→ What you need to do: Every line with the string "image" should be gathered.

--- start Entries provided ---

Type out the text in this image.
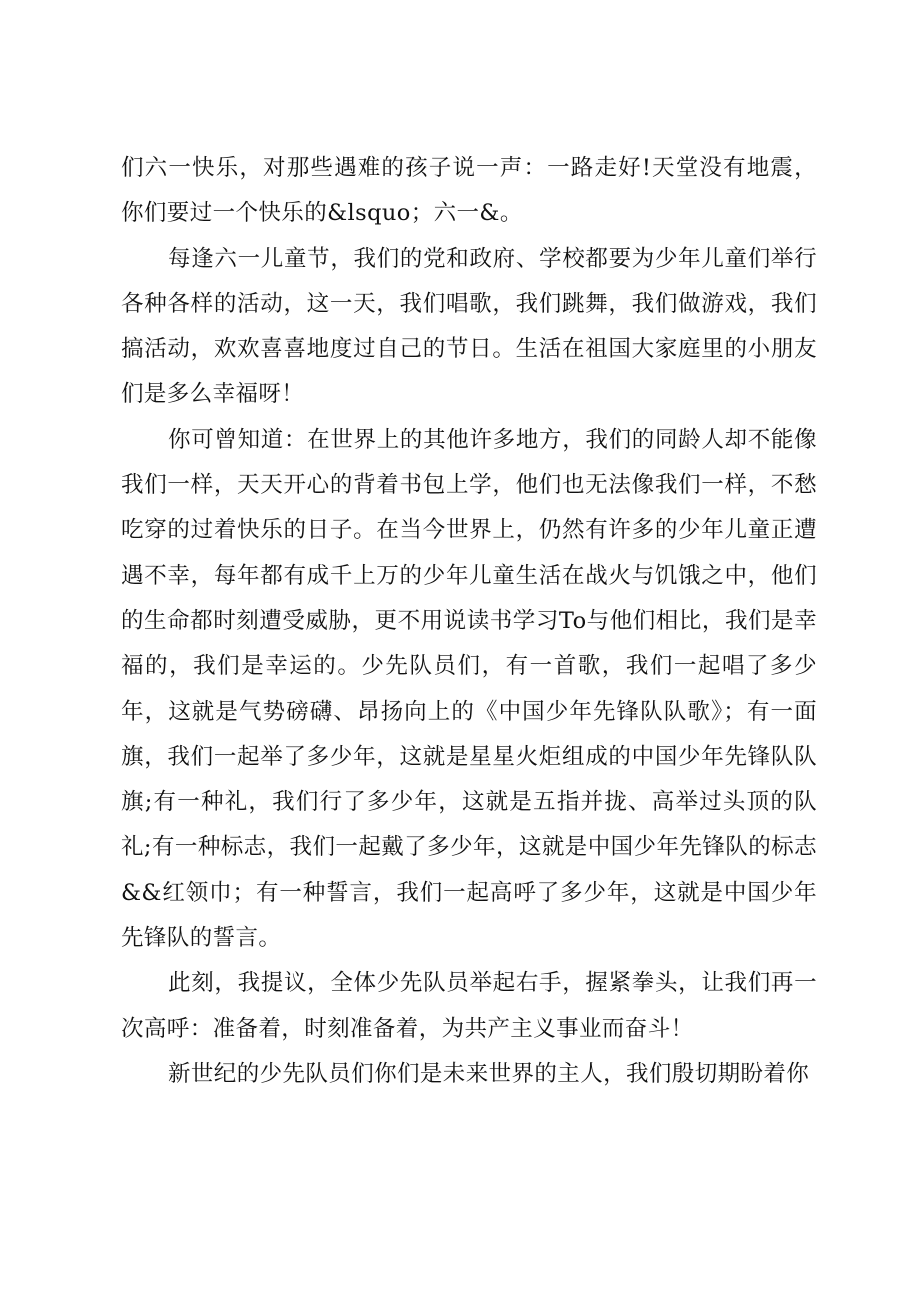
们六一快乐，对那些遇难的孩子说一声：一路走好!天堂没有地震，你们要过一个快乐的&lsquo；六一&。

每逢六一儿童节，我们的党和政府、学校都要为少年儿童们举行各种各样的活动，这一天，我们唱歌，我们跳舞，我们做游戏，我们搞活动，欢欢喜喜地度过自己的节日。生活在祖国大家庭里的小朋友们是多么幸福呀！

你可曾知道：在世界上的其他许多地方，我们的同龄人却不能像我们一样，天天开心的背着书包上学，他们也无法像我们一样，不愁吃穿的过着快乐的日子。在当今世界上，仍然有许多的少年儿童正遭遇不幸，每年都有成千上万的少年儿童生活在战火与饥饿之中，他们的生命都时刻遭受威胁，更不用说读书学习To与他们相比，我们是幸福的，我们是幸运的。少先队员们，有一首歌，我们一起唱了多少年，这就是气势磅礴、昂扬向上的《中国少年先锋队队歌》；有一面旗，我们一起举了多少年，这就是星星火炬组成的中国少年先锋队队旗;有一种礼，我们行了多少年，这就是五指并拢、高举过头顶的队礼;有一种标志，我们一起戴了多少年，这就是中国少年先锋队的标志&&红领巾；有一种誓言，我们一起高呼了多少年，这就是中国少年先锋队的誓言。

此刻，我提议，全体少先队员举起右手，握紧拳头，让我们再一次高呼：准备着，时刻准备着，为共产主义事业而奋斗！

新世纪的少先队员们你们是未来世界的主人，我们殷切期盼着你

--- end Entries provided ---
--- start Entries provided ---

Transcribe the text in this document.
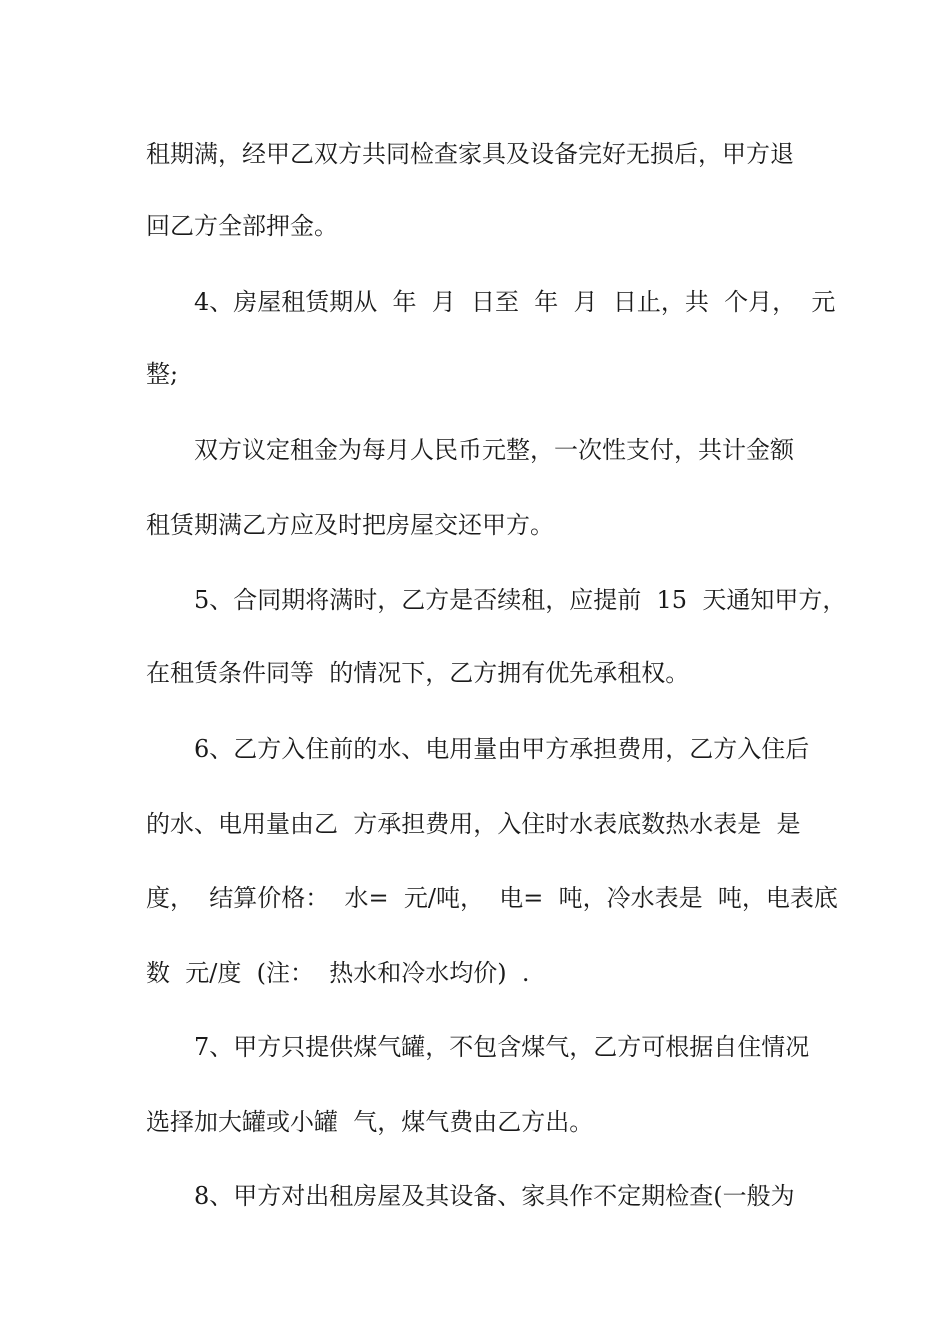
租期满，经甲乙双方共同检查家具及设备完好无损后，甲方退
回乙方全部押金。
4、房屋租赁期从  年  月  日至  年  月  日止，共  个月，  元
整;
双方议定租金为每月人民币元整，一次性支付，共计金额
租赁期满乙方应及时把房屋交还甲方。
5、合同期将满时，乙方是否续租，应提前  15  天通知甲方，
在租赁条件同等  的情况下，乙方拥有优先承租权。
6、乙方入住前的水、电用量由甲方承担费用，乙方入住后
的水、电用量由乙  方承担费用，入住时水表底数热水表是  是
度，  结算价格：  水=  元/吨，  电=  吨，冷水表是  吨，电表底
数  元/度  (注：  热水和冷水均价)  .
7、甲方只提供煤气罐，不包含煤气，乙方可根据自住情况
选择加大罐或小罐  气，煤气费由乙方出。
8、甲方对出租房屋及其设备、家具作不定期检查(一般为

--- end Entries provided ---
--- start Entries provided ---

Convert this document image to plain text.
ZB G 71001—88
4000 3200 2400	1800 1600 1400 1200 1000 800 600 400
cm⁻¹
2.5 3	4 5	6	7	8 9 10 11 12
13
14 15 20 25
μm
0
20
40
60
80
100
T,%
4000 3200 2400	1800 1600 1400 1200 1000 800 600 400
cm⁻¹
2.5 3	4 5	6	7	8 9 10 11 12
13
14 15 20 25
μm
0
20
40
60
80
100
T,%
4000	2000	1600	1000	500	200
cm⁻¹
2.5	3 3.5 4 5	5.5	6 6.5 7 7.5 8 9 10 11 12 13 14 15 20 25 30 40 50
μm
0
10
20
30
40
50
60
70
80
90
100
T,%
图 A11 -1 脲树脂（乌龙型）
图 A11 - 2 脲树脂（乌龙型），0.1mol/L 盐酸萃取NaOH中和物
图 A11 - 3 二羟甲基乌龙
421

--- end Entries provided ---

→ Output of the exercise:
Type out the text in this image.
Convert this document image to plain text.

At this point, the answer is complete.